» TASK: The records below must be duplicated exactly, character for character.

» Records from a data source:
(begin)
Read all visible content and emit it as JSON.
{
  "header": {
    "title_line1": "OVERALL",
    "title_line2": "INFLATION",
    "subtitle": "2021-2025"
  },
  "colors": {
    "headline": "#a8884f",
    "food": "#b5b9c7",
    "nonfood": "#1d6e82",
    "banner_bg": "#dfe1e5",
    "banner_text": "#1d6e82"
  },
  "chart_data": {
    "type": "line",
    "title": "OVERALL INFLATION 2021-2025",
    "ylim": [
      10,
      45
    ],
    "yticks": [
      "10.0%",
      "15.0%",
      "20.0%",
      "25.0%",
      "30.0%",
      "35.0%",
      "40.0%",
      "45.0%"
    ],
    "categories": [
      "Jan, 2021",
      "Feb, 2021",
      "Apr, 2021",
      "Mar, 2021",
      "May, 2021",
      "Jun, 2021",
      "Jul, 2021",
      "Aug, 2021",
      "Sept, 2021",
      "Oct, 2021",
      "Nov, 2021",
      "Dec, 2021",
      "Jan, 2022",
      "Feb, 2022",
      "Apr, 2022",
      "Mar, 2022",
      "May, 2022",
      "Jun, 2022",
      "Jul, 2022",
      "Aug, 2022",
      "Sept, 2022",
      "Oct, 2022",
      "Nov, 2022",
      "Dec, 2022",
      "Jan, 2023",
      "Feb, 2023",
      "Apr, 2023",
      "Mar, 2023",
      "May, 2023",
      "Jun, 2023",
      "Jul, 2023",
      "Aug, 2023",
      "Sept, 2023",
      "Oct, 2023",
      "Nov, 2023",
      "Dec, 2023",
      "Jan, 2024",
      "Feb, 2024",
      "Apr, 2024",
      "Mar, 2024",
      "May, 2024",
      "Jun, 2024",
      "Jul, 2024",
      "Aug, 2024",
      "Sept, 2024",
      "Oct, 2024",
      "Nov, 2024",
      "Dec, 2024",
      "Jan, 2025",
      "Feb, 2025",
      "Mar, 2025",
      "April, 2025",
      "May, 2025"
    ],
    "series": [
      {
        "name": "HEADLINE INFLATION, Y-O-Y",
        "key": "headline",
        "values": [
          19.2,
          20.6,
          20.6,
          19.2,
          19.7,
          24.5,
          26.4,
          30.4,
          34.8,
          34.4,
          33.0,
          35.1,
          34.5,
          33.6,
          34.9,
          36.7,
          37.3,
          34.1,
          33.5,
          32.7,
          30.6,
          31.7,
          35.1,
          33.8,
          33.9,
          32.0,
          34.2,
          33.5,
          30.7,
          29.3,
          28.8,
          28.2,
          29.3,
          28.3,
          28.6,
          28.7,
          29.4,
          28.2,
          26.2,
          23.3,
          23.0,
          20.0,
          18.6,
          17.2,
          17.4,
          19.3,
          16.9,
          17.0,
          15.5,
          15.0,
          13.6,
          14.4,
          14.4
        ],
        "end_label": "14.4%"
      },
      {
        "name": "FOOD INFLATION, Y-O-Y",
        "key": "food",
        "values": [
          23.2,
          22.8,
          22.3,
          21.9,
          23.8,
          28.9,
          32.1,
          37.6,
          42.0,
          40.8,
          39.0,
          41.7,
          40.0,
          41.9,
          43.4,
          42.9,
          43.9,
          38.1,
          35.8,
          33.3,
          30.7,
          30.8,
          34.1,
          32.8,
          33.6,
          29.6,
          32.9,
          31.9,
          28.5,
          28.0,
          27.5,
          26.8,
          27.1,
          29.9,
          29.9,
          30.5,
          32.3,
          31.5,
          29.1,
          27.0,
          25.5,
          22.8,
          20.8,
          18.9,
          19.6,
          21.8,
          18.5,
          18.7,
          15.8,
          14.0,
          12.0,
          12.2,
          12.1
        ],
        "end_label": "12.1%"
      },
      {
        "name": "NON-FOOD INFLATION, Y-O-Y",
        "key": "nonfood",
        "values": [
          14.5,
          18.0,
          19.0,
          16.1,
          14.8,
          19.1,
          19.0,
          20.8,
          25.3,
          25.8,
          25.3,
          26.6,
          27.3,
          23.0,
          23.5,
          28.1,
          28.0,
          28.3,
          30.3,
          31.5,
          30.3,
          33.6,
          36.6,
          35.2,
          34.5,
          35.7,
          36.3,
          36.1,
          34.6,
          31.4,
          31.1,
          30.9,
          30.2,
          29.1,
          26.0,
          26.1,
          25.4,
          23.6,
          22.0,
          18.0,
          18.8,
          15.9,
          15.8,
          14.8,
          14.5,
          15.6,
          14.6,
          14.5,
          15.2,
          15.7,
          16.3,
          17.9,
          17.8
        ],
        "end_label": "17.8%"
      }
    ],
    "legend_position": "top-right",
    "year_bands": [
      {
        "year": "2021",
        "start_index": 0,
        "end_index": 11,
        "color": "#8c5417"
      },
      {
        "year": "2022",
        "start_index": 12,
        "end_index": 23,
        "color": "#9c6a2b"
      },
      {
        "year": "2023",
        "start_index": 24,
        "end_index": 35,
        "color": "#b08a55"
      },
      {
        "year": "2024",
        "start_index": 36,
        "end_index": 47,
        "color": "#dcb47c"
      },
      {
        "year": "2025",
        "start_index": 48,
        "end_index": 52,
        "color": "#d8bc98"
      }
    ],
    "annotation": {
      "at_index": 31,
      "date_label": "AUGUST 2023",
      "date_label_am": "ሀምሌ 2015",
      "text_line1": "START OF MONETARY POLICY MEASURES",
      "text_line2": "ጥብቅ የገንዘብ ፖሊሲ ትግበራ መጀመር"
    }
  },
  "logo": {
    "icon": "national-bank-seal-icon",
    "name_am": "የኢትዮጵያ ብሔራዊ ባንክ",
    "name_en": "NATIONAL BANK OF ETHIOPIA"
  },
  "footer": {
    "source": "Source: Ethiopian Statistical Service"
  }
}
(end)
» EXERCISE RESULT:
Read all visible content and emit it as JSON.
{
  "header": {
    "title_line1": "OVERALL",
    "title_line2": "INFLATION",
    "subtitle": "2021-2025"
  },
  "colors": {
    "headline": "#a8884f",
    "food": "#b5b9c7",
    "nonfood": "#1d6e82",
    "banner_bg": "#dfe1e5",
    "banner_text": "#1d6e82"
  },
  "chart_data": {
    "type": "line",
    "title": "OVERALL INFLATION 2021-2025",
    "ylim": [
      10,
      45
    ],
    "yticks": [
      "10.0%",
      "15.0%",
      "20.0%",
      "25.0%",
      "30.0%",
      "35.0%",
      "40.0%",
      "45.0%"
    ],
    "categories": [
      "Jan, 2021",
      "Feb, 2021",
      "Apr, 2021",
      "Mar, 2021",
      "May, 2021",
      "Jun, 2021",
      "Jul, 2021",
      "Aug, 2021",
      "Sept, 2021",
      "Oct, 2021",
      "Nov, 2021",
      "Dec, 2021",
      "Jan, 2022",
      "Feb, 2022",
      "Apr, 2022",
      "Mar, 2022",
      "May, 2022",
      "Jun, 2022",
      "Jul, 2022",
      "Aug, 2022",
      "Sept, 2022",
      "Oct, 2022",
      "Nov, 2022",
      "Dec, 2022",
      "Jan, 2023",
      "Feb, 2023",
      "Apr, 2023",
      "Mar, 2023",
      "May, 2023",
      "Jun, 2023",
      "Jul, 2023",
      "Aug, 2023",
      "Sept, 2023",
      "Oct, 2023",
      "Nov, 2023",
      "Dec, 2023",
      "Jan, 2024",
      "Feb, 2024",
      "Apr, 2024",
      "Mar, 2024",
      "May, 2024",
      "Jun, 2024",
      "Jul, 2024",
      "Aug, 2024",
      "Sept, 2024",
      "Oct, 2024",
      "Nov, 2024",
      "Dec, 2024",
      "Jan, 2025",
      "Feb, 2025",
      "Mar, 2025",
      "April, 2025",
      "May, 2025"
    ],
    "series": [
      {
        "name": "HEADLINE INFLATION, Y-O-Y",
        "key": "headline",
        "values": [
          19.2,
          20.6,
          20.6,
          19.2,
          19.7,
          24.5,
          26.4,
          30.4,
          34.8,
          34.4,
          33.0,
          35.1,
          34.5,
          33.6,
          34.9,
          36.7,
          37.3,
          34.1,
          33.5,
          32.7,
          30.6,
          31.7,
          35.1,
          33.8,
          33.9,
          32.0,
          34.2,
          33.5,
          30.7,
          29.3,
          28.8,
          28.2,
          29.3,
          28.3,
          28.6,
          28.7,
          29.4,
          28.2,
          26.2,
          23.3,
          23.0,
          20.0,
          18.6,
          17.2,
          17.4,
          19.3,
          16.9,
          17.0,
          15.5,
          15.0,
          13.6,
          14.4,
          14.4
        ],
        "end_label": "14.4%"
      },
      {
        "name": "FOOD INFLATION, Y-O-Y",
        "key": "food",
        "values": [
          23.2,
          22.8,
          22.3,
          21.9,
          23.8,
          28.9,
          32.1,
          37.6,
          42.0,
          40.8,
          39.0,
          41.7,
          40.0,
          41.9,
          43.4,
          42.9,
          43.9,
          38.1,
          35.8,
          33.3,
          30.7,
          30.8,
          34.1,
          32.8,
          33.6,
          29.6,
          32.9,
          31.9,
          28.5,
          28.0,
          27.5,
          26.8,
          27.1,
          29.9,
          29.9,
          30.5,
          32.3,
          31.5,
          29.1,
          27.0,
          25.5,
          22.8,
          20.8,
          18.9,
          19.6,
          21.8,
          18.5,
          18.7,
          15.8,
          14.0,
          12.0,
          12.2,
          12.1
        ],
        "end_label": "12.1%"
      },
      {
        "name": "NON-FOOD INFLATION, Y-O-Y",
        "key": "nonfood",
        "values": [
          14.5,
          18.0,
          19.0,
          16.1,
          14.8,
          19.1,
          19.0,
          20.8,
          25.3,
          25.8,
          25.3,
          26.6,
          27.3,
          23.0,
          23.5,
          28.1,
          28.0,
          28.3,
          30.3,
          31.5,
          30.3,
          33.6,
          36.6,
          35.2,
          34.5,
          35.7,
          36.3,
          36.1,
          34.6,
          31.4,
          31.1,
          30.9,
          30.2,
          29.1,
          26.0,
          26.1,
          25.4,
          23.6,
          22.0,
          18.0,
          18.8,
          15.9,
          15.8,
          14.8,
          14.5,
          15.6,
          14.6,
          14.5,
          15.2,
          15.7,
          16.3,
          17.9,
          17.8
        ],
        "end_label": "17.8%"
      }
    ],
    "legend_position": "top-right",
    "year_bands": [
      {
        "year": "2021",
        "start_index": 0,
        "end_index": 11,
        "color": "#8c5417"
      },
      {
        "year": "2022",
        "start_index": 12,
        "end_index": 23,
        "color": "#9c6a2b"
      },
      {
        "year": "2023",
        "start_index": 24,
        "end_index": 35,
        "color": "#b08a55"
      },
      {
        "year": "2024",
        "start_index": 36,
        "end_index": 47,
        "color": "#dcb47c"
      },
      {
        "year": "2025",
        "start_index": 48,
        "end_index": 52,
        "color": "#d8bc98"
      }
    ],
    "annotation": {
      "at_index": 31,
      "date_label": "AUGUST 2023",
      "date_label_am": "ሀምሌ 2015",
      "text_line1": "START OF MONETARY POLICY MEASURES",
      "text_line2": "ጥብቅ የገንዘብ ፖሊሲ ትግበራ መጀመር"
    }
  },
  "logo": {
    "icon": "national-bank-seal-icon",
    "name_am": "የኢትዮጵያ ብሔራዊ ባንክ",
    "name_en": "NATIONAL BANK OF ETHIOPIA"
  },
  "footer": {
    "source": "Source: Ethiopian Statistical Service"
  }
}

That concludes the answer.